● Required work:
Check every line below for the word "zegt" and show those that hold it.

● Extracted records:
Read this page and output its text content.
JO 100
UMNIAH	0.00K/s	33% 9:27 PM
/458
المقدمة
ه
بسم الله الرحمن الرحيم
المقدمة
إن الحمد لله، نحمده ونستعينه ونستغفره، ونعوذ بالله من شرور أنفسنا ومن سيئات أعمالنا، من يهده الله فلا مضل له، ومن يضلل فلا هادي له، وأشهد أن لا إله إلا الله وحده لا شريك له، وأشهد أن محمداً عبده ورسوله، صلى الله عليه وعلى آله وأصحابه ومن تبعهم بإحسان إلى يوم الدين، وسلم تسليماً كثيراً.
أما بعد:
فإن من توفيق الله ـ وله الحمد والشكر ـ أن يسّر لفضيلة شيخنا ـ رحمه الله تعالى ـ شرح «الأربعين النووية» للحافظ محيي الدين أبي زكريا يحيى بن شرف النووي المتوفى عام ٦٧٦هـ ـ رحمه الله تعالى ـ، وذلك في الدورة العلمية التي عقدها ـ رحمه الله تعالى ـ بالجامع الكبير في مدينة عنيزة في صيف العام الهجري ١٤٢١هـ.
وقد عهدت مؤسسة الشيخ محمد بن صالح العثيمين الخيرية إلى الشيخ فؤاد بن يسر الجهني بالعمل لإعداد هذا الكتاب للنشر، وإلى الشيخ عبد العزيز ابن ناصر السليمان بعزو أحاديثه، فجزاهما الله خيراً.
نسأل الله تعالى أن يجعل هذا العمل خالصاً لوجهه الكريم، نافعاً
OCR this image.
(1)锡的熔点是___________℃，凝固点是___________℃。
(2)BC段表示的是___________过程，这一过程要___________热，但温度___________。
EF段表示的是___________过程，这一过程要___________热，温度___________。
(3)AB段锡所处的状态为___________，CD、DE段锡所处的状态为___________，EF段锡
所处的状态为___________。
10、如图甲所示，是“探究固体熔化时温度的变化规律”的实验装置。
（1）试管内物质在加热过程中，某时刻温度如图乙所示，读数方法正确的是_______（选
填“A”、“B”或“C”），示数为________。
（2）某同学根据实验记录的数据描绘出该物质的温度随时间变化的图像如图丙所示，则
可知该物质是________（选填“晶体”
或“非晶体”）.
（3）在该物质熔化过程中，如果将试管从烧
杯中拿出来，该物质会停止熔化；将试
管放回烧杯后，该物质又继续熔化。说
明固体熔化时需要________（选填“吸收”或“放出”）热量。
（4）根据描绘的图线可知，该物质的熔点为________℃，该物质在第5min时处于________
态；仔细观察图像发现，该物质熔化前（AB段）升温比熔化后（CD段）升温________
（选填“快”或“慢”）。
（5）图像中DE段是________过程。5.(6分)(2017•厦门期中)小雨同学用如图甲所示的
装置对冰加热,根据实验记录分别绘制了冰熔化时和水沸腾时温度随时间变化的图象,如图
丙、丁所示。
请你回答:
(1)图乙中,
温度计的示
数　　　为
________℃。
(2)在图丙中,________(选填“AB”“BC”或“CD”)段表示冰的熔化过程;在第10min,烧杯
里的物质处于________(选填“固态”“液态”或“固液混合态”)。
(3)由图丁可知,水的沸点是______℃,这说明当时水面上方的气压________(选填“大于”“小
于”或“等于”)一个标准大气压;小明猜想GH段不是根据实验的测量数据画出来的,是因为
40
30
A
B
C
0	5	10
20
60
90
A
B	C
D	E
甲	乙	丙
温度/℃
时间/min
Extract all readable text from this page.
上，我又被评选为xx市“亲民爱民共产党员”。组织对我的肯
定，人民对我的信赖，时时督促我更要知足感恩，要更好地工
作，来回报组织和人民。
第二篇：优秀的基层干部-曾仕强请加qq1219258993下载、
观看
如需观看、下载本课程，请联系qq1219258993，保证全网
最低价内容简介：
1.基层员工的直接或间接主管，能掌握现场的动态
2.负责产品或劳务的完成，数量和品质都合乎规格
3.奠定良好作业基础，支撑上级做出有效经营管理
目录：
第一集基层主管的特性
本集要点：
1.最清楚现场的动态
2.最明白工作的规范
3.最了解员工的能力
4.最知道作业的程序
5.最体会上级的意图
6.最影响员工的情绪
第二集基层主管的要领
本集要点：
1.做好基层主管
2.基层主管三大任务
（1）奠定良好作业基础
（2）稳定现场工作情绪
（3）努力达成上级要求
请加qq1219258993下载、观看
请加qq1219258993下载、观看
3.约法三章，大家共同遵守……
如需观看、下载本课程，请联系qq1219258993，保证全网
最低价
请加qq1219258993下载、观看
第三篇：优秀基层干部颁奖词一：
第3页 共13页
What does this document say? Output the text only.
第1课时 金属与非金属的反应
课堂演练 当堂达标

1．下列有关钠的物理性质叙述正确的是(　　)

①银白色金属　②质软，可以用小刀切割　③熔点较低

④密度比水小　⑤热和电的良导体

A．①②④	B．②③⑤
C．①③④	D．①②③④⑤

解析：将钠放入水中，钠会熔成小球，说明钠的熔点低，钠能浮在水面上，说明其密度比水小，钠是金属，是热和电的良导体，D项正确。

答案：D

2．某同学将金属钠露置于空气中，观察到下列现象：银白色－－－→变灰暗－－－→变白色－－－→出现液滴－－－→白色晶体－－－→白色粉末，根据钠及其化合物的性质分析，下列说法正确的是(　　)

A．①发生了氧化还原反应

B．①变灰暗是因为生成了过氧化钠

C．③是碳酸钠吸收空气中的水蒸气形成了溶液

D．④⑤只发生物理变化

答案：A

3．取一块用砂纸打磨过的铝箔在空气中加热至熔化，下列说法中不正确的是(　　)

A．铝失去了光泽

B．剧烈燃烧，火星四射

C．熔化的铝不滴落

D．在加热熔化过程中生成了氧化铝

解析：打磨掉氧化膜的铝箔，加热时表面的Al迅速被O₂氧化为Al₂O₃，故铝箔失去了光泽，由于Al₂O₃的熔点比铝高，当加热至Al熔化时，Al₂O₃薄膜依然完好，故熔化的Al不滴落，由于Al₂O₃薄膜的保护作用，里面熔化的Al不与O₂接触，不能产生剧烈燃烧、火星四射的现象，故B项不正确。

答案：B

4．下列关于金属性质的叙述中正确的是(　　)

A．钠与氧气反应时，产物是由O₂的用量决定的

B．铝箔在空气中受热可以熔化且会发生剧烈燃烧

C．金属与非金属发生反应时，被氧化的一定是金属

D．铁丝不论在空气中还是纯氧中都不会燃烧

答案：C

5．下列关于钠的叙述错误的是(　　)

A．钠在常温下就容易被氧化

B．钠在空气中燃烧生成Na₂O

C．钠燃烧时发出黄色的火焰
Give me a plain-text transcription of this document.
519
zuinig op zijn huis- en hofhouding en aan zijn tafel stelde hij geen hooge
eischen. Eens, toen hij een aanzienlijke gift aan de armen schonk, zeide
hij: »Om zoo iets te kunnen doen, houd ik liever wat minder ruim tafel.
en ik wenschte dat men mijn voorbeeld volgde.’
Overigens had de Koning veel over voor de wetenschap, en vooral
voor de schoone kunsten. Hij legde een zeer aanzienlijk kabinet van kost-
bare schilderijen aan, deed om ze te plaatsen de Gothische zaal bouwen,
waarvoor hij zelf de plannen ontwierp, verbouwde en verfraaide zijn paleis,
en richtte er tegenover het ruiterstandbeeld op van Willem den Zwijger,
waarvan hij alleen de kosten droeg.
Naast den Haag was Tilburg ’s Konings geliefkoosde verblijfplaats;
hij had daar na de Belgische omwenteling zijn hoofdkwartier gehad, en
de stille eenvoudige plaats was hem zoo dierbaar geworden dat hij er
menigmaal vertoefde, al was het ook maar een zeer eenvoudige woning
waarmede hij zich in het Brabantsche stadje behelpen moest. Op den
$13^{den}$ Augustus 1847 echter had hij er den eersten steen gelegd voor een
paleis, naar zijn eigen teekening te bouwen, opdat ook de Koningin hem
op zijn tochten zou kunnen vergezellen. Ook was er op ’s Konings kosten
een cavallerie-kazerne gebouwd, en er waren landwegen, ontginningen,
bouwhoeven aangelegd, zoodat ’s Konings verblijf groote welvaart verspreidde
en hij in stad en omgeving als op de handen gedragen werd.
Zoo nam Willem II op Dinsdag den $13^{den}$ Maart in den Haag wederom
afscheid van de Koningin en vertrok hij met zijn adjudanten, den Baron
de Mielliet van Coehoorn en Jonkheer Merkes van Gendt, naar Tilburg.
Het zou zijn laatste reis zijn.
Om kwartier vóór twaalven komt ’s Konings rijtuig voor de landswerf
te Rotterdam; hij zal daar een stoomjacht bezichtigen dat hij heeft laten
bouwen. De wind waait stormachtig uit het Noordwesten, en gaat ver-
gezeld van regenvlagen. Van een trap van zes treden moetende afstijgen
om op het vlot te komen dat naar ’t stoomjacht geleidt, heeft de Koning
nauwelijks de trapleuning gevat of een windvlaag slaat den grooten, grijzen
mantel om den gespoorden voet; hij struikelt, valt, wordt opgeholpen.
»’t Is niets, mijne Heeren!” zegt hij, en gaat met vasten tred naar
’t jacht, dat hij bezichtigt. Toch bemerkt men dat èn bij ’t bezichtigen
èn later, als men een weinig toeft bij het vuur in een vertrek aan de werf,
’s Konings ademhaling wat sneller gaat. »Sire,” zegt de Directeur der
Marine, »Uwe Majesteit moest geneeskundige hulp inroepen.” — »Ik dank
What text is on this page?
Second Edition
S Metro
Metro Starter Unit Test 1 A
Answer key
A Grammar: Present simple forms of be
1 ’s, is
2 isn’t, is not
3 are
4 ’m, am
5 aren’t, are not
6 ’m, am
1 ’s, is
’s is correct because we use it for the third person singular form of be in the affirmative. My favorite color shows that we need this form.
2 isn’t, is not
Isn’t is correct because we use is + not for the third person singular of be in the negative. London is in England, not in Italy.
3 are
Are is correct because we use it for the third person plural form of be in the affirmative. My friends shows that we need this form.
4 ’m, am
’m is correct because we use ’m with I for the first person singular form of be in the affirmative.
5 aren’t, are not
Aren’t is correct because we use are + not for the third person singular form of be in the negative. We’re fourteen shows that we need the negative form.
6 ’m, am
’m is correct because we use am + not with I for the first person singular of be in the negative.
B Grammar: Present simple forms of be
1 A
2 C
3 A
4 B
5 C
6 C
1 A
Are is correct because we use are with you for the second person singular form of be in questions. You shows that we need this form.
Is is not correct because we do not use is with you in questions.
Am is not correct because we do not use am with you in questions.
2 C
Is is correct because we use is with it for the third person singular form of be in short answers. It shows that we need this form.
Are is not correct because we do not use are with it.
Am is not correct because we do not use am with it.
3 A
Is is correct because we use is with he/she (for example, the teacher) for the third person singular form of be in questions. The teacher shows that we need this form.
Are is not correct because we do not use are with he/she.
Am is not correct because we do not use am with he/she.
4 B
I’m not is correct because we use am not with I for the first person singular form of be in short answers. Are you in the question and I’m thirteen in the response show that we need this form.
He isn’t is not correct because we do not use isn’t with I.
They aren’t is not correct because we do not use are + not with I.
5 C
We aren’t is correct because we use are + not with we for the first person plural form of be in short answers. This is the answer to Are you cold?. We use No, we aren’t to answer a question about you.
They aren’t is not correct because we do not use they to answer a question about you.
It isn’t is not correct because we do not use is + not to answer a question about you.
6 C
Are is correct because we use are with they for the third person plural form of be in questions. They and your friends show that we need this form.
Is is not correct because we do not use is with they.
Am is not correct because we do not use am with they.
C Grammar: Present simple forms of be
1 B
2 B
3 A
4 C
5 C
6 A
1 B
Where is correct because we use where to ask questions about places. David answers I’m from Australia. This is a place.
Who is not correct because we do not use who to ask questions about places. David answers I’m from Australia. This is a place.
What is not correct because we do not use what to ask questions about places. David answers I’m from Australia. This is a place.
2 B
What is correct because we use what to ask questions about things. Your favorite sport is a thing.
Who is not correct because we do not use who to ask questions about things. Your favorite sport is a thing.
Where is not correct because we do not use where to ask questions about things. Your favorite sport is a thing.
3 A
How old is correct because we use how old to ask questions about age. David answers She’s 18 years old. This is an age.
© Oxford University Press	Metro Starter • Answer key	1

● Complete output:
»’t Is niets, mijne Heeren!” zegt hij, en gaat met vasten tred naar
’s Konings ademhaling wat sneller gaat. »Sire,” zegt de Directeur der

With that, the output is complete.